--- The problem ---
No images are to be carried over; print all other material exactly as it stands.

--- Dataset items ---

■ ■ ■ ■

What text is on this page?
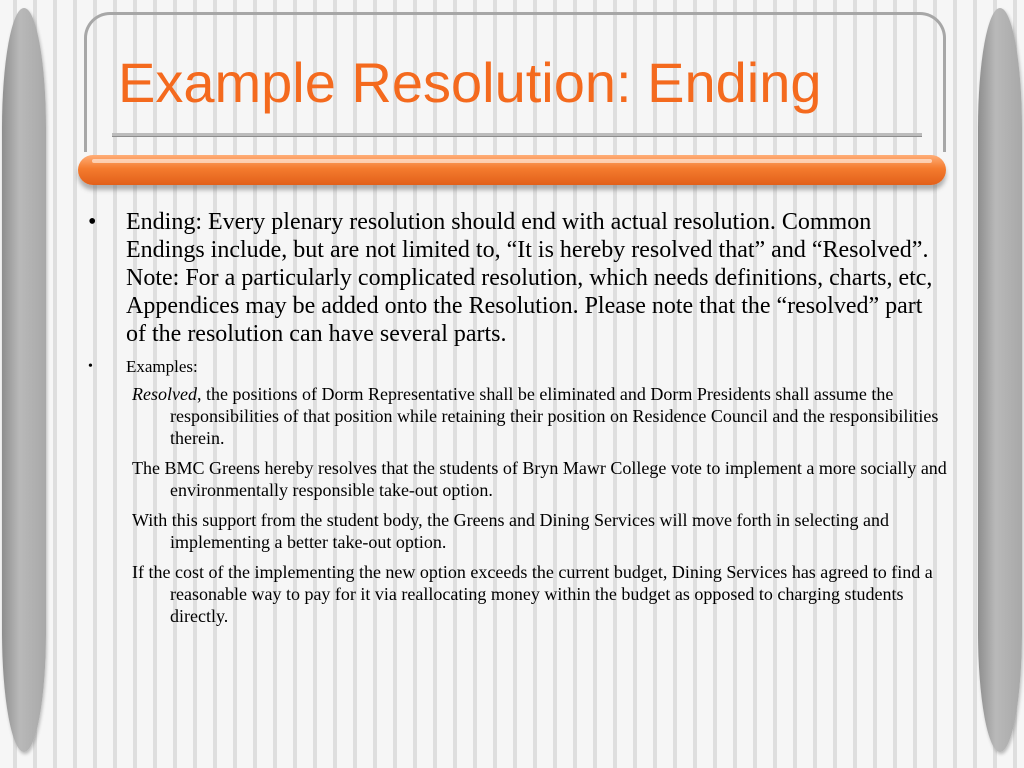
Example Resolution: Ending
• Ending: Every plenary resolution should end with actual resolution. Common Endings include, but are not limited to, “It is hereby resolved that” and “Resolved”. Note: For a particularly complicated resolution, which needs definitions, charts, etc, Appendices may be added onto the Resolution. Please note that the “resolved” part of the resolution can have several parts.
• Examples:

Resolved, the positions of Dorm Representative shall be eliminated and Dorm Presidents shall assume the responsibilities of that position while retaining their position on Residence Council and the responsibilities therein.

The BMC Greens hereby resolves that the students of Bryn Mawr College vote to implement a more socially and environmentally responsible take-out option.

With this support from the student body, the Greens and Dining Services will move forth in selecting and implementing a better take-out option.

If the cost of the implementing the new option exceeds the current budget, Dining Services has agreed to find a reasonable way to pay for it via reallocating money within the budget as opposed to charging students directly.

■ ■ ■ ■

--- Completed task ---
What text is on this page?
Example Resolution: Ending
• Ending: Every plenary resolution should end with actual resolution. Common Endings include, but are not limited to, “It is hereby resolved that” and “Resolved”. Note: For a particularly complicated resolution, which needs definitions, charts, etc, Appendices may be added onto the Resolution. Please note that the “resolved” part of the resolution can have several parts.
• Examples:

Resolved, the positions of Dorm Representative shall be eliminated and Dorm Presidents shall assume the responsibilities of that position while retaining their position on Residence Council and the responsibilities therein.

The BMC Greens hereby resolves that the students of Bryn Mawr College vote to implement a more socially and environmentally responsible take-out option.

With this support from the student body, the Greens and Dining Services will move forth in selecting and implementing a better take-out option.

If the cost of the implementing the new option exceeds the current budget, Dining Services has agreed to find a reasonable way to pay for it via reallocating money within the budget as opposed to charging students directly.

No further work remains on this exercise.